* [EXERCISE DETAILS]: Set down the data below without change, skipping the pictures it holds.

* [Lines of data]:
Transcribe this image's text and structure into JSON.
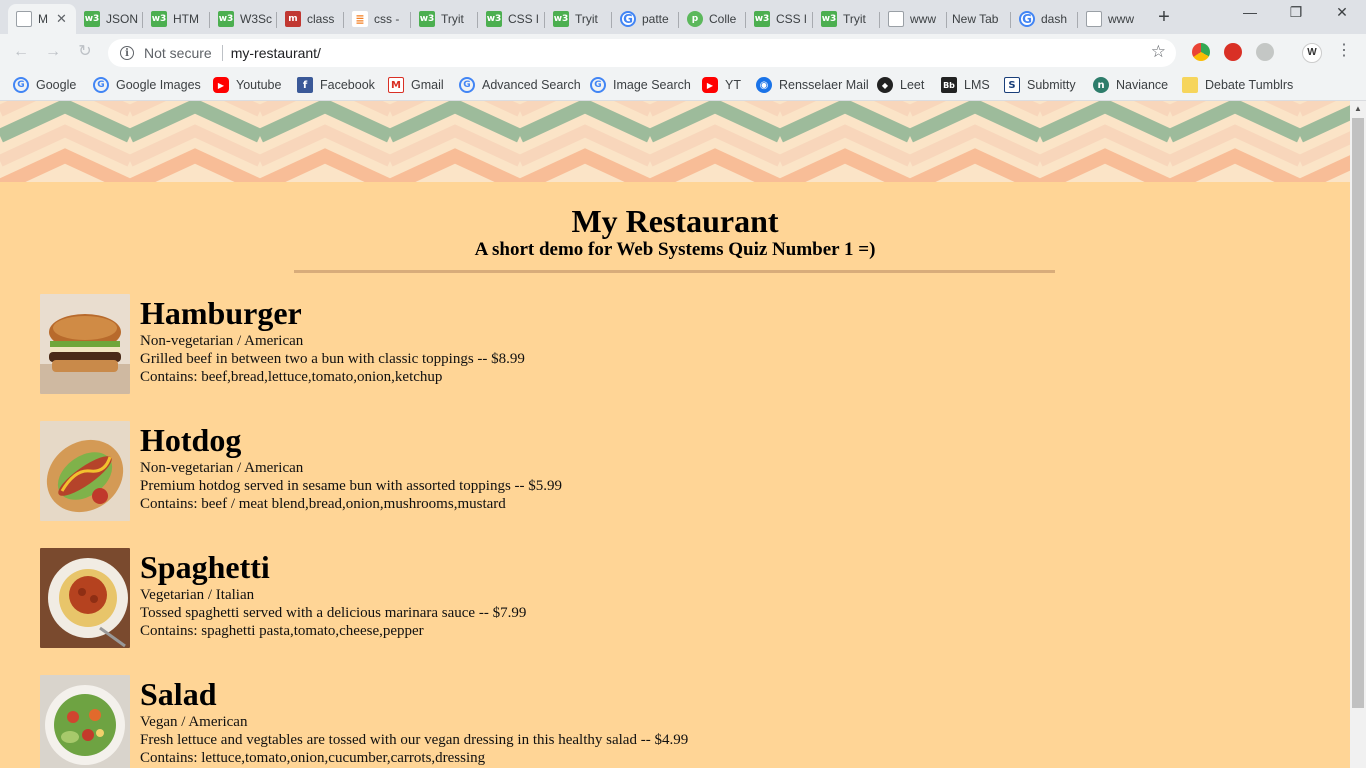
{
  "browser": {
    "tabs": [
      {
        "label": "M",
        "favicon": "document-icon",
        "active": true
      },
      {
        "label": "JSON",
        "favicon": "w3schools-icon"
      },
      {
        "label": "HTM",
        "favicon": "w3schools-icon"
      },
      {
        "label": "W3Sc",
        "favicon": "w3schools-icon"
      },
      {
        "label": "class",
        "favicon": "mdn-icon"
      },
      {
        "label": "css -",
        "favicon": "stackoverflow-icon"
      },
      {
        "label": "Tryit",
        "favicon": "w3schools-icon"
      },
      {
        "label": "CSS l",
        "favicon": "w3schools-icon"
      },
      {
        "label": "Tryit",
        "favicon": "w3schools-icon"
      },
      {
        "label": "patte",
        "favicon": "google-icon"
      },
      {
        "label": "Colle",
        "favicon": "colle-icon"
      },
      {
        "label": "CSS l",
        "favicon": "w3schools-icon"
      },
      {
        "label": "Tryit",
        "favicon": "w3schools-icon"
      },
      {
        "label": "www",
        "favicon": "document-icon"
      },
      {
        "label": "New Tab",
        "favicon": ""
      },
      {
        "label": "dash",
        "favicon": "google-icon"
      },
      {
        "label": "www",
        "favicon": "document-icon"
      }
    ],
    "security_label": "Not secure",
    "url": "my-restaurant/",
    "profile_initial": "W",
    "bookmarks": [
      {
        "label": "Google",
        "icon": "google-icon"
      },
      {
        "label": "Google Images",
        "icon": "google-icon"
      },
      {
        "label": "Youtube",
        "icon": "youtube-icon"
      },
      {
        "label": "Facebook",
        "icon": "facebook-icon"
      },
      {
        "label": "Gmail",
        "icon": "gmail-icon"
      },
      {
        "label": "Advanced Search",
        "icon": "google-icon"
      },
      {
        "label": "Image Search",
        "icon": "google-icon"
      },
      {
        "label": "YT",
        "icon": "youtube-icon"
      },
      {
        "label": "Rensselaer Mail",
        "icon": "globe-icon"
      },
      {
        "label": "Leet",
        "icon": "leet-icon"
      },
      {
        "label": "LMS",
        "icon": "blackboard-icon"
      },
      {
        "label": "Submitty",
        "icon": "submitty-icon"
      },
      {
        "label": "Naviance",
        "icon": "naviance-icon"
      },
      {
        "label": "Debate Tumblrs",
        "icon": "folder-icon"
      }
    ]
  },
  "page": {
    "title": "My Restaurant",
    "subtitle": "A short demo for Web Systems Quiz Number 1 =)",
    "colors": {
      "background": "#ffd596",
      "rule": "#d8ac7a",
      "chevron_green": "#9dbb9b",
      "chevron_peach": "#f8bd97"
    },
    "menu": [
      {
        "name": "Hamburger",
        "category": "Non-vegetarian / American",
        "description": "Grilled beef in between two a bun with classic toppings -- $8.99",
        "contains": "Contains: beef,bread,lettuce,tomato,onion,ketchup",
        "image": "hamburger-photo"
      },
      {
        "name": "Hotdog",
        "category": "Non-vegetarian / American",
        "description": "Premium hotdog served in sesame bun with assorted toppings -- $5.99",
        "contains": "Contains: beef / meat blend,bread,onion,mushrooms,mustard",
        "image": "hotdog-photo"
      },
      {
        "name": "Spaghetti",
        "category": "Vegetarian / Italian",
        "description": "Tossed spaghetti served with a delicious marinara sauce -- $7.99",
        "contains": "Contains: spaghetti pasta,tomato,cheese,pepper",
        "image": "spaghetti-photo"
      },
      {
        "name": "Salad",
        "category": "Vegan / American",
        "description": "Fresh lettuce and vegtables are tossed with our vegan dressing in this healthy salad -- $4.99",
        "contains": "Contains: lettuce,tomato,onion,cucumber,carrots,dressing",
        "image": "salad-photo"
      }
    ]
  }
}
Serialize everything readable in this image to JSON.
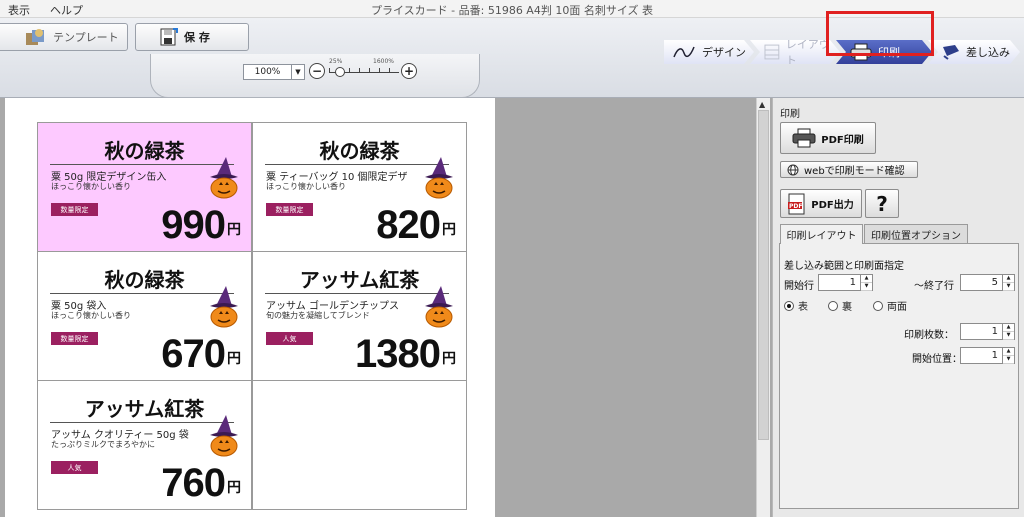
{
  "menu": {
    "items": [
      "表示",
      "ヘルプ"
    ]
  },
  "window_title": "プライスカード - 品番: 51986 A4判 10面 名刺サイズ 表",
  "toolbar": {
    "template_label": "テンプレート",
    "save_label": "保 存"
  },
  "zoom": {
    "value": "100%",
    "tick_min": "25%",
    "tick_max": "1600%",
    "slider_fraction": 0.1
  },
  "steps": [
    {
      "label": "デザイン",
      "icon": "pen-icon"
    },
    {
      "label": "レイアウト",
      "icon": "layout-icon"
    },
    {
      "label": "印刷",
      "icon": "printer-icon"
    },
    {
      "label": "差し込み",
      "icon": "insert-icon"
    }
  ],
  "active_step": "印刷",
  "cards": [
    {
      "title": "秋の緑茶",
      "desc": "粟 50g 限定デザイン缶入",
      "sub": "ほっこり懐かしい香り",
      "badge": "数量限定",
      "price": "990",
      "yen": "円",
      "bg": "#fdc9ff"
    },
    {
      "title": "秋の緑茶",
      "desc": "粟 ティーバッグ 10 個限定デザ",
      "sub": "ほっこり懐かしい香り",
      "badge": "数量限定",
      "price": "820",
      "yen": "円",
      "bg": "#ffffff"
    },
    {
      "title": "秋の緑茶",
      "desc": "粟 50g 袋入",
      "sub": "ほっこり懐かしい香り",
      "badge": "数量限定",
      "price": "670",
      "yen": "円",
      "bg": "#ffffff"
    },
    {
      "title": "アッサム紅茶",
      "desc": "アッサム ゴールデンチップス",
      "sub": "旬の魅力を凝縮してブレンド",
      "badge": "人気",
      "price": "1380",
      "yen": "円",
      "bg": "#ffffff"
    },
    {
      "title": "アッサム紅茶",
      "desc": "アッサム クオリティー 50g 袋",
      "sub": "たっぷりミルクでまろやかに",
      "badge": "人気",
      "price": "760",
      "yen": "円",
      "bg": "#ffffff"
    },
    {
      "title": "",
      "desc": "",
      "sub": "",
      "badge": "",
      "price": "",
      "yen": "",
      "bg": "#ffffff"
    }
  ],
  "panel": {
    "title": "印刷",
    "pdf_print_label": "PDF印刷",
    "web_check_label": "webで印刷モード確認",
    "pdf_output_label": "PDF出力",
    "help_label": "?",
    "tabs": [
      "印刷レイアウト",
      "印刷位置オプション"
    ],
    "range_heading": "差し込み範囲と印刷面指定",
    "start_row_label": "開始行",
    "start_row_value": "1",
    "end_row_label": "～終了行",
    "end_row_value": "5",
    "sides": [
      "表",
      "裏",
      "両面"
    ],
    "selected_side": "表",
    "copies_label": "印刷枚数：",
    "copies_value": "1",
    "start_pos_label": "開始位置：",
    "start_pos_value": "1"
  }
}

* [TASK RESPONSE]:
Transcribe this image's text and structure into JSON.
{
  "browser": {
    "tabs": [
      {
        "label": "M",
        "favicon": "document-icon",
        "active": true
      },
      {
        "label": "JSON",
        "favicon": "w3schools-icon"
      },
      {
        "label": "HTM",
        "favicon": "w3schools-icon"
      },
      {
        "label": "W3Sc",
        "favicon": "w3schools-icon"
      },
      {
        "label": "class",
        "favicon": "mdn-icon"
      },
      {
        "label": "css -",
        "favicon": "stackoverflow-icon"
      },
      {
        "label": "Tryit",
        "favicon": "w3schools-icon"
      },
      {
        "label": "CSS l",
        "favicon": "w3schools-icon"
      },
      {
        "label": "Tryit",
        "favicon": "w3schools-icon"
      },
      {
        "label": "patte",
        "favicon": "google-icon"
      },
      {
        "label": "Colle",
        "favicon": "colle-icon"
      },
      {
        "label": "CSS l",
        "favicon": "w3schools-icon"
      },
      {
        "label": "Tryit",
        "favicon": "w3schools-icon"
      },
      {
        "label": "www",
        "favicon": "document-icon"
      },
      {
        "label": "New Tab",
        "favicon": ""
      },
      {
        "label": "dash",
        "favicon": "google-icon"
      },
      {
        "label": "www",
        "favicon": "document-icon"
      }
    ],
    "security_label": "Not secure",
    "url": "my-restaurant/",
    "profile_initial": "W",
    "bookmarks": [
      {
        "label": "Google",
        "icon": "google-icon"
      },
      {
        "label": "Google Images",
        "icon": "google-icon"
      },
      {
        "label": "Youtube",
        "icon": "youtube-icon"
      },
      {
        "label": "Facebook",
        "icon": "facebook-icon"
      },
      {
        "label": "Gmail",
        "icon": "gmail-icon"
      },
      {
        "label": "Advanced Search",
        "icon": "google-icon"
      },
      {
        "label": "Image Search",
        "icon": "google-icon"
      },
      {
        "label": "YT",
        "icon": "youtube-icon"
      },
      {
        "label": "Rensselaer Mail",
        "icon": "globe-icon"
      },
      {
        "label": "Leet",
        "icon": "leet-icon"
      },
      {
        "label": "LMS",
        "icon": "blackboard-icon"
      },
      {
        "label": "Submitty",
        "icon": "submitty-icon"
      },
      {
        "label": "Naviance",
        "icon": "naviance-icon"
      },
      {
        "label": "Debate Tumblrs",
        "icon": "folder-icon"
      }
    ]
  },
  "page": {
    "title": "My Restaurant",
    "subtitle": "A short demo for Web Systems Quiz Number 1 =)",
    "colors": {
      "background": "#ffd596",
      "rule": "#d8ac7a",
      "chevron_green": "#9dbb9b",
      "chevron_peach": "#f8bd97"
    },
    "menu": [
      {
        "name": "Hamburger",
        "category": "Non-vegetarian / American",
        "description": "Grilled beef in between two a bun with classic toppings -- $8.99",
        "contains": "Contains: beef,bread,lettuce,tomato,onion,ketchup",
        "image": "hamburger-photo"
      },
      {
        "name": "Hotdog",
        "category": "Non-vegetarian / American",
        "description": "Premium hotdog served in sesame bun with assorted toppings -- $5.99",
        "contains": "Contains: beef / meat blend,bread,onion,mushrooms,mustard",
        "image": "hotdog-photo"
      },
      {
        "name": "Spaghetti",
        "category": "Vegetarian / Italian",
        "description": "Tossed spaghetti served with a delicious marinara sauce -- $7.99",
        "contains": "Contains: spaghetti pasta,tomato,cheese,pepper",
        "image": "spaghetti-photo"
      },
      {
        "name": "Salad",
        "category": "Vegan / American",
        "description": "Fresh lettuce and vegtables are tossed with our vegan dressing in this healthy salad -- $4.99",
        "contains": "Contains: lettuce,tomato,onion,cucumber,carrots,dressing",
        "image": "salad-photo"
      }
    ]
  }
}
Serialize everything readable in this image to JSON.
{
  "menu": {
    "items": [
      "表示",
      "ヘルプ"
    ]
  },
  "window_title": "プライスカード - 品番: 51986 A4判 10面 名刺サイズ 表",
  "toolbar": {
    "template_label": "テンプレート",
    "save_label": "保 存"
  },
  "zoom": {
    "value": "100%",
    "tick_min": "25%",
    "tick_max": "1600%",
    "slider_fraction": 0.1
  },
  "steps": [
    {
      "label": "デザイン",
      "icon": "pen-icon"
    },
    {
      "label": "レイアウト",
      "icon": "layout-icon"
    },
    {
      "label": "印刷",
      "icon": "printer-icon"
    },
    {
      "label": "差し込み",
      "icon": "insert-icon"
    }
  ],
  "active_step": "印刷",
  "cards": [
    {
      "title": "秋の緑茶",
      "desc": "粟 50g 限定デザイン缶入",
      "sub": "ほっこり懐かしい香り",
      "badge": "数量限定",
      "price": "990",
      "yen": "円",
      "bg": "#fdc9ff"
    },
    {
      "title": "秋の緑茶",
      "desc": "粟 ティーバッグ 10 個限定デザ",
      "sub": "ほっこり懐かしい香り",
      "badge": "数量限定",
      "price": "820",
      "yen": "円",
      "bg": "#ffffff"
    },
    {
      "title": "秋の緑茶",
      "desc": "粟 50g 袋入",
      "sub": "ほっこり懐かしい香り",
      "badge": "数量限定",
      "price": "670",
      "yen": "円",
      "bg": "#ffffff"
    },
    {
      "title": "アッサム紅茶",
      "desc": "アッサム ゴールデンチップス",
      "sub": "旬の魅力を凝縮してブレンド",
      "badge": "人気",
      "price": "1380",
      "yen": "円",
      "bg": "#ffffff"
    },
    {
      "title": "アッサム紅茶",
      "desc": "アッサム クオリティー 50g 袋",
      "sub": "たっぷりミルクでまろやかに",
      "badge": "人気",
      "price": "760",
      "yen": "円",
      "bg": "#ffffff"
    },
    {
      "title": "",
      "desc": "",
      "sub": "",
      "badge": "",
      "price": "",
      "yen": "",
      "bg": "#ffffff"
    }
  ],
  "panel": {
    "title": "印刷",
    "pdf_print_label": "PDF印刷",
    "web_check_label": "webで印刷モード確認",
    "pdf_output_label": "PDF出力",
    "help_label": "?",
    "tabs": [
      "印刷レイアウト",
      "印刷位置オプション"
    ],
    "range_heading": "差し込み範囲と印刷面指定",
    "start_row_label": "開始行",
    "start_row_value": "1",
    "end_row_label": "～終了行",
    "end_row_value": "5",
    "sides": [
      "表",
      "裏",
      "両面"
    ],
    "selected_side": "表",
    "copies_label": "印刷枚数：",
    "copies_value": "1",
    "start_pos_label": "開始位置：",
    "start_pos_value": "1"
  }
}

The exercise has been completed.